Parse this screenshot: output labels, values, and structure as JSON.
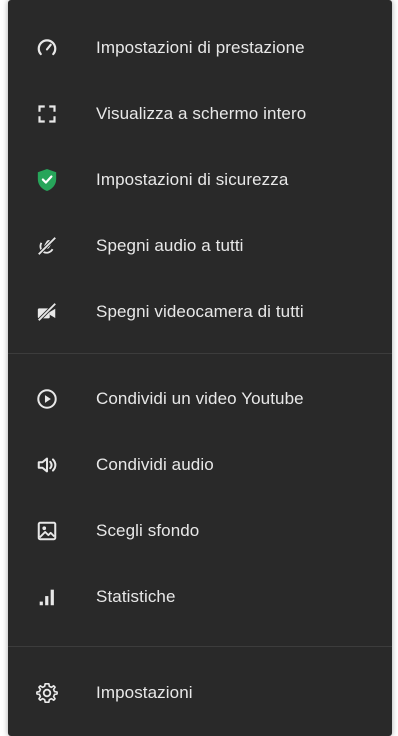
{
  "menu": {
    "group1": [
      {
        "label": "Impostazioni di prestazione",
        "icon": "gauge-icon"
      },
      {
        "label": "Visualizza a schermo intero",
        "icon": "fullscreen-icon"
      },
      {
        "label": "Impostazioni di sicurezza",
        "icon": "shield-icon"
      },
      {
        "label": "Spegni audio a tutti",
        "icon": "mic-off-icon"
      },
      {
        "label": "Spegni videocamera di tutti",
        "icon": "camera-off-icon"
      }
    ],
    "group2": [
      {
        "label": "Condividi un video Youtube",
        "icon": "play-circle-icon"
      },
      {
        "label": "Condividi audio",
        "icon": "speaker-icon"
      },
      {
        "label": "Scegli sfondo",
        "icon": "image-icon"
      },
      {
        "label": "Statistiche",
        "icon": "bar-chart-icon"
      }
    ],
    "group3": [
      {
        "label": "Impostazioni",
        "icon": "gear-icon"
      }
    ]
  },
  "colors": {
    "background": "#292929",
    "text": "#e8e8e8",
    "shield": "#27a55a",
    "divider": "#3c3c3c"
  }
}
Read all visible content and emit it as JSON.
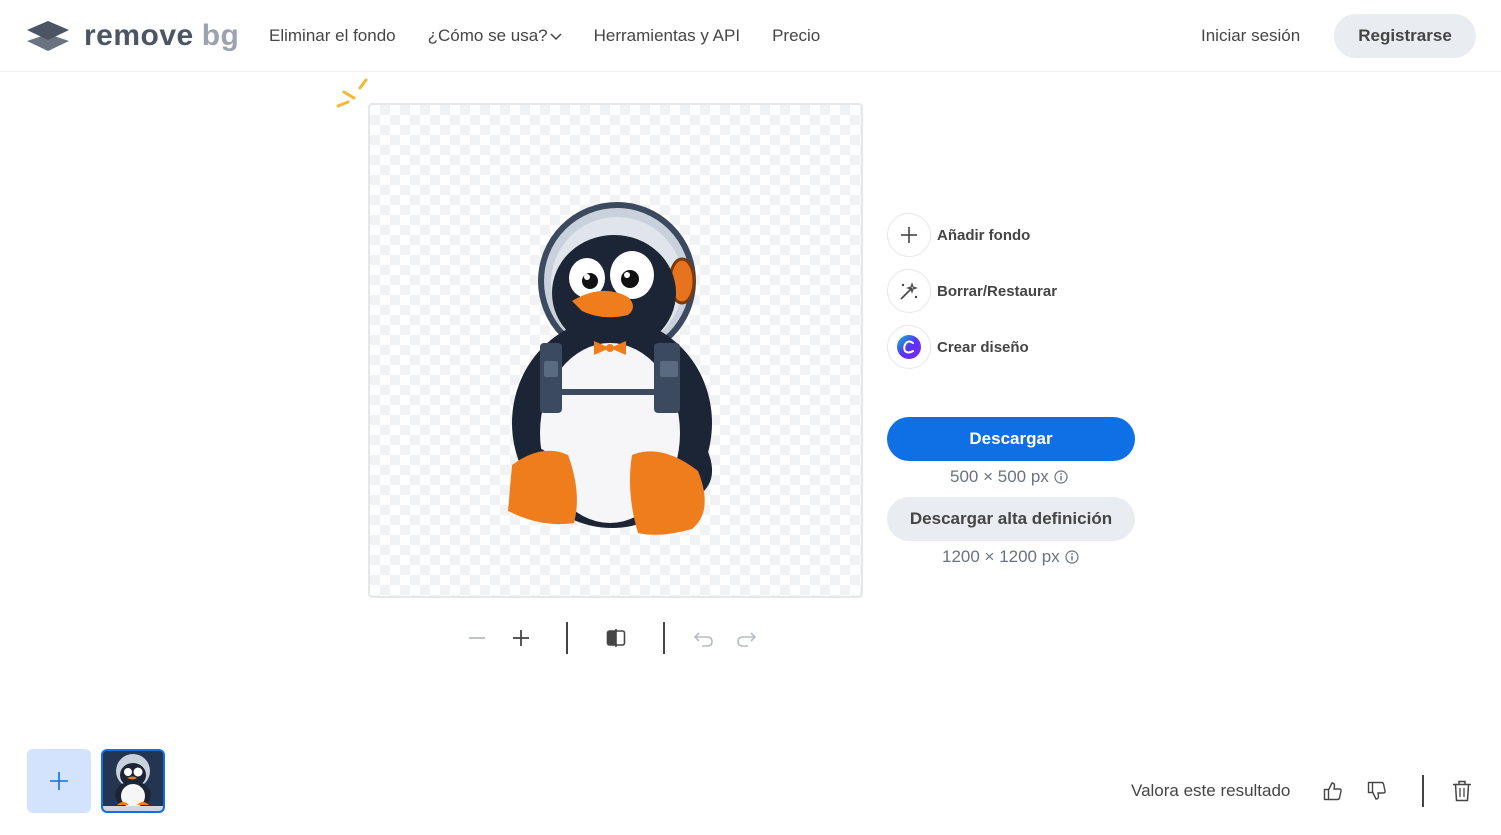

☆ ☆ ☆ ☆ ☆ ☆ ☆

### Exercise directions
Which lines above contain the word "tutti"? Copy each of them.

### Answer to this problem
        "label": "Spegni audio a tutti",
        "label": "Spegni videocamera di tutti",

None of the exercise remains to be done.